**Your goal**
Copy each line with the word "Results" in it.

**Dataset records**
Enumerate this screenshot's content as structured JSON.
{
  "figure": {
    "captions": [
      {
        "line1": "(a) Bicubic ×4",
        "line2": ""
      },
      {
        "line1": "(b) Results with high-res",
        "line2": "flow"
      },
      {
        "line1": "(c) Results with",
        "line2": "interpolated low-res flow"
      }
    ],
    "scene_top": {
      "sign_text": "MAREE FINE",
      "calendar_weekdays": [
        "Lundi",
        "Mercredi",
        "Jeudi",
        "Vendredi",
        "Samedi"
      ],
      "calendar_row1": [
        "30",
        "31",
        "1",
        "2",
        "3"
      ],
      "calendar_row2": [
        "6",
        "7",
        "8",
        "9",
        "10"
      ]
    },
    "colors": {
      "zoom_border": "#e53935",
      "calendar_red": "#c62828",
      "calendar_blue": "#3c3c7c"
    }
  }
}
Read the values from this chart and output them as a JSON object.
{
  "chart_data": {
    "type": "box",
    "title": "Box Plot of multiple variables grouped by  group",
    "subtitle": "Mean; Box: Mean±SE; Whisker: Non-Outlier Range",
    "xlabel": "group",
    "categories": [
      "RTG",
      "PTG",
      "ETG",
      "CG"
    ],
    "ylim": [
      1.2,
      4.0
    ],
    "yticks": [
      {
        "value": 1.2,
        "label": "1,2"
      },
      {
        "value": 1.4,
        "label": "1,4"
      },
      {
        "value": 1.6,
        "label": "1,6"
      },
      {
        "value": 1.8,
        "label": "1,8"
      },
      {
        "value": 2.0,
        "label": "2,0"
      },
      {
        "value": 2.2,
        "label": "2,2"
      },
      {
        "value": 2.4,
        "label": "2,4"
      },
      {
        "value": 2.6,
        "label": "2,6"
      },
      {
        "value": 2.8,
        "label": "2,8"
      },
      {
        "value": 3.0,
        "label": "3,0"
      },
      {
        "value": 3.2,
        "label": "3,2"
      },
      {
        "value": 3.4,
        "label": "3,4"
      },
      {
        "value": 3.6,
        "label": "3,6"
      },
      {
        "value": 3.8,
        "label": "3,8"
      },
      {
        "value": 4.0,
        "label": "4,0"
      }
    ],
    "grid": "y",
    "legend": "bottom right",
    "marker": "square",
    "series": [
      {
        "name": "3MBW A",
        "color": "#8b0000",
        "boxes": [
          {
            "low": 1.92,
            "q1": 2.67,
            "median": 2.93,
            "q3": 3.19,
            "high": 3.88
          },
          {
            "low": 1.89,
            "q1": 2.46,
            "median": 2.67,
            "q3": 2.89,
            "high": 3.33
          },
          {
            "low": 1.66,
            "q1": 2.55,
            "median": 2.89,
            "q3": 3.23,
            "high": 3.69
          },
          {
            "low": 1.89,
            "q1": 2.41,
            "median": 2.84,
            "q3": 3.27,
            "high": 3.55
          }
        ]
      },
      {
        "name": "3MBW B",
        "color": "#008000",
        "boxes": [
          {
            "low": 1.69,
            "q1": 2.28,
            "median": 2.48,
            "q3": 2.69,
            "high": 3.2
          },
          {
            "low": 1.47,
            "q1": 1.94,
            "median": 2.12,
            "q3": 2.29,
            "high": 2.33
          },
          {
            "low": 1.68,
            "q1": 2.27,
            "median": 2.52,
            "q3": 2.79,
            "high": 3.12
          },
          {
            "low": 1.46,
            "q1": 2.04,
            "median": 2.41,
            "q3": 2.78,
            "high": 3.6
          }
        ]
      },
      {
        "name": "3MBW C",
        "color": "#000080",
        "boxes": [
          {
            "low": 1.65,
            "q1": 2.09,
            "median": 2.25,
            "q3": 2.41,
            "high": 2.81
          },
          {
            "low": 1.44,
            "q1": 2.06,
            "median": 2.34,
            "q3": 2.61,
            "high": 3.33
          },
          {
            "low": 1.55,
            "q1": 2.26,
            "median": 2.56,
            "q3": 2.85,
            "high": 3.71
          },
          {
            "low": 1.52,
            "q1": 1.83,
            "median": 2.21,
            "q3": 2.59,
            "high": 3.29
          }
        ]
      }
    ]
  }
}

**Task response**
        "line1": "(b) Results with high-res",
        "line1": "(c) Results with",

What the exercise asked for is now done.